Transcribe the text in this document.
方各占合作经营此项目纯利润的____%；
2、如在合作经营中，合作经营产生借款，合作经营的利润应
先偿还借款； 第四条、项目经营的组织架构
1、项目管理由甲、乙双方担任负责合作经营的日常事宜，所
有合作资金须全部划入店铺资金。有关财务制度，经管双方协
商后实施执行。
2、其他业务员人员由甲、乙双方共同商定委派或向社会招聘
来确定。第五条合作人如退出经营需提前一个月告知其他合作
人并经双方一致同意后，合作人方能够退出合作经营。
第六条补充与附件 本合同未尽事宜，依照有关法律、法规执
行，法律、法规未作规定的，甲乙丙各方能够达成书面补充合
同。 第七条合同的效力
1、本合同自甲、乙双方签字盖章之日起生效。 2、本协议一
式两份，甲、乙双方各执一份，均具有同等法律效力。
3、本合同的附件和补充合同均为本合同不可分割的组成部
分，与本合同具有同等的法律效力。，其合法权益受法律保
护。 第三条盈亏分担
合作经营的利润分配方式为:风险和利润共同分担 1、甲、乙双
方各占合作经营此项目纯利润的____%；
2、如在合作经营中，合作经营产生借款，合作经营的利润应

__________________________________________________

Stated problem: Please set down the whole listing above without altering a single line.

Response:
Transcribe the text in this document.
方各占合作经营此项目纯利润的____%；
2、如在合作经营中，合作经营产生借款，合作经营的利润应
先偿还借款； 第四条、项目经营的组织架构
1、项目管理由甲、乙双方担任负责合作经营的日常事宜，所
有合作资金须全部划入店铺资金。有关财务制度，经管双方协
商后实施执行。
2、其他业务员人员由甲、乙双方共同商定委派或向社会招聘
来确定。第五条合作人如退出经营需提前一个月告知其他合作
人并经双方一致同意后，合作人方能够退出合作经营。
第六条补充与附件 本合同未尽事宜，依照有关法律、法规执
行，法律、法规未作规定的，甲乙丙各方能够达成书面补充合
同。 第七条合同的效力
1、本合同自甲、乙双方签字盖章之日起生效。 2、本协议一
式两份，甲、乙双方各执一份，均具有同等法律效力。
3、本合同的附件和补充合同均为本合同不可分割的组成部
分，与本合同具有同等的法律效力。，其合法权益受法律保
护。 第三条盈亏分担
合作经营的利润分配方式为:风险和利润共同分担 1、甲、乙双
方各占合作经营此项目纯利润的____%；
2、如在合作经营中，合作经营产生借款，合作经营的利润应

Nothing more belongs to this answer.